Listed entries ▸

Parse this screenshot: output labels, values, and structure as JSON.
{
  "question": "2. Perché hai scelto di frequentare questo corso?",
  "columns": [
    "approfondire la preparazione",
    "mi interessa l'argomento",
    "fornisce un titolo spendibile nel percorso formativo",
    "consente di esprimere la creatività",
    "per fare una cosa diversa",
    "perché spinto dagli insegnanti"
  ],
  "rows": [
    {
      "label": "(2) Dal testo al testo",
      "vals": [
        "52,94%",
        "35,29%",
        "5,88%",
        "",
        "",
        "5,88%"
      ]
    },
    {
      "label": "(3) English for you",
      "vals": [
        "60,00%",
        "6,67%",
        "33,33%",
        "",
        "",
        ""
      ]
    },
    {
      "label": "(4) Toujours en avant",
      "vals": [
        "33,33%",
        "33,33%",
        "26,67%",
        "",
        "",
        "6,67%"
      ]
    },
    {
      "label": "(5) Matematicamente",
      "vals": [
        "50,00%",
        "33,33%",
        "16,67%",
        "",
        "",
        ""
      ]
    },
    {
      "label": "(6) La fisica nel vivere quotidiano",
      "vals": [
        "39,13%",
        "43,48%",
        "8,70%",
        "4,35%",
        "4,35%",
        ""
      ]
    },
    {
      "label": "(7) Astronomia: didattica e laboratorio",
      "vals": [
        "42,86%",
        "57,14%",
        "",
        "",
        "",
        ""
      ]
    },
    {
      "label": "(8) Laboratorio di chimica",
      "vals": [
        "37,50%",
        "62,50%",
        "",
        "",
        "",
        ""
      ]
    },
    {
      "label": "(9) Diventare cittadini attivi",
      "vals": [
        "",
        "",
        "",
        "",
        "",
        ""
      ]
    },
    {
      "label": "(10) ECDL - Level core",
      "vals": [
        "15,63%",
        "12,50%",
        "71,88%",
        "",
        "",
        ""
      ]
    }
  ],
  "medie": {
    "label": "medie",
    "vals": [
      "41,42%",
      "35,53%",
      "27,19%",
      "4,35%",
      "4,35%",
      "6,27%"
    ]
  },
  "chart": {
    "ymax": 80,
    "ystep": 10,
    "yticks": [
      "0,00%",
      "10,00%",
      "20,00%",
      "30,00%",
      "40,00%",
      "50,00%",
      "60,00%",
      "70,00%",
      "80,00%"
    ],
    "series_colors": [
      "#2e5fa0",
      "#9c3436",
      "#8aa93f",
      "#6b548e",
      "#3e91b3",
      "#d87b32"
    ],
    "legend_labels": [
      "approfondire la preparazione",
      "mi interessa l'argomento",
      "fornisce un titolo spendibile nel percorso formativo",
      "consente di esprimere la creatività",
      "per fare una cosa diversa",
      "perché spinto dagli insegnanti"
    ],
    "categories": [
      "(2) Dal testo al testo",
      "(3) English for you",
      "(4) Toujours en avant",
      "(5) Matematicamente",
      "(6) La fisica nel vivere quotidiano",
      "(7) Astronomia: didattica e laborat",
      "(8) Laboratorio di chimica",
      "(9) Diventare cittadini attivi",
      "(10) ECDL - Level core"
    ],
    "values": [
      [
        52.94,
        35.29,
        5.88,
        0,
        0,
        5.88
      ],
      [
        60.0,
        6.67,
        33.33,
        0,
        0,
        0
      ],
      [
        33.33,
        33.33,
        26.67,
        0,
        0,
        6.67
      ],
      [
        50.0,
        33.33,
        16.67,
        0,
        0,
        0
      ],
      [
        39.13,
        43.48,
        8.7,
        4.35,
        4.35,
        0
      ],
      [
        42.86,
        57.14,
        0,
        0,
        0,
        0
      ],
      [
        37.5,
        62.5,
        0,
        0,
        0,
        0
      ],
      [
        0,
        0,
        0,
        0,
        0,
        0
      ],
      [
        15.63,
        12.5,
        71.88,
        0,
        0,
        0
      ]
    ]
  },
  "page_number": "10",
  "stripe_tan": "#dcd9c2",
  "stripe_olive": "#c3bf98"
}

Problem statement ▸ Answer only with how many lines in the records include "Level".

The completed task ▸ 2